Direction: Repeat each line exactly as it is written.

Data in this exercise:
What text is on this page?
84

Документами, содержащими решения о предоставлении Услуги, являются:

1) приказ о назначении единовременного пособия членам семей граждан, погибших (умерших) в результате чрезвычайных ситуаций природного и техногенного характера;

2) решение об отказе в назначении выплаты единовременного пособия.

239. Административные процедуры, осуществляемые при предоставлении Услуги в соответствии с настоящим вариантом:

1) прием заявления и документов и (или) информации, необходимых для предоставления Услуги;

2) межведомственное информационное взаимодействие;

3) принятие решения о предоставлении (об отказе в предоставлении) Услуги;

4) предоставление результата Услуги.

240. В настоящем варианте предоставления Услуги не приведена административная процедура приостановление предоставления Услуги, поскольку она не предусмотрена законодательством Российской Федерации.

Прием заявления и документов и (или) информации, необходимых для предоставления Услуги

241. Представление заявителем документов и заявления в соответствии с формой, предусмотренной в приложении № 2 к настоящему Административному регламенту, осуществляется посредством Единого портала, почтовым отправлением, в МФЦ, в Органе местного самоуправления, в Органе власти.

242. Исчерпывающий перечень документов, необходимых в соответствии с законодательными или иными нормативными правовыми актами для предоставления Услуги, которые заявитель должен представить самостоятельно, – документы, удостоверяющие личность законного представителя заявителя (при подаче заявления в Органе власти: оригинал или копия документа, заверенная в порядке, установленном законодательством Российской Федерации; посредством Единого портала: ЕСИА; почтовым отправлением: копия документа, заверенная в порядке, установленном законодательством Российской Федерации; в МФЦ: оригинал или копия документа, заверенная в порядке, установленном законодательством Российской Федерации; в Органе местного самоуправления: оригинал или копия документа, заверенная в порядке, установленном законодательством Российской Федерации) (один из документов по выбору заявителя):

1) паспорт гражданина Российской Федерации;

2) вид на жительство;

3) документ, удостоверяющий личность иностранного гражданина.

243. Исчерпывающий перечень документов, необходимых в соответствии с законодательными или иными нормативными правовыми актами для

Task response:
What text is on this page?
84

Документами, содержащими решения о предоставлении Услуги, являются:

1) приказ о назначении единовременного пособия членам семей граждан, погибших (умерших) в результате чрезвычайных ситуаций природного и техногенного характера;

2) решение об отказе в назначении выплаты единовременного пособия.

239. Административные процедуры, осуществляемые при предоставлении Услуги в соответствии с настоящим вариантом:

1) прием заявления и документов и (или) информации, необходимых для предоставления Услуги;

2) межведомственное информационное взаимодействие;

3) принятие решения о предоставлении (об отказе в предоставлении) Услуги;

4) предоставление результата Услуги.

240. В настоящем варианте предоставления Услуги не приведена административная процедура приостановление предоставления Услуги, поскольку она не предусмотрена законодательством Российской Федерации.

Прием заявления и документов и (или) информации, необходимых для предоставления Услуги

241. Представление заявителем документов и заявления в соответствии с формой, предусмотренной в приложении № 2 к настоящему Административному регламенту, осуществляется посредством Единого портала, почтовым отправлением, в МФЦ, в Органе местного самоуправления, в Органе власти.

242. Исчерпывающий перечень документов, необходимых в соответствии с законодательными или иными нормативными правовыми актами для предоставления Услуги, которые заявитель должен представить самостоятельно, – документы, удостоверяющие личность законного представителя заявителя (при подаче заявления в Органе власти: оригинал или копия документа, заверенная в порядке, установленном законодательством Российской Федерации; посредством Единого портала: ЕСИА; почтовым отправлением: копия документа, заверенная в порядке, установленном законодательством Российской Федерации; в МФЦ: оригинал или копия документа, заверенная в порядке, установленном законодательством Российской Федерации; в Органе местного самоуправления: оригинал или копия документа, заверенная в порядке, установленном законодательством Российской Федерации) (один из документов по выбору заявителя):

1) паспорт гражданина Российской Федерации;

2) вид на жительство;

3) документ, удостоверяющий личность иностранного гражданина.

243. Исчерпывающий перечень документов, необходимых в соответствии с законодательными или иными нормативными правовыми актами для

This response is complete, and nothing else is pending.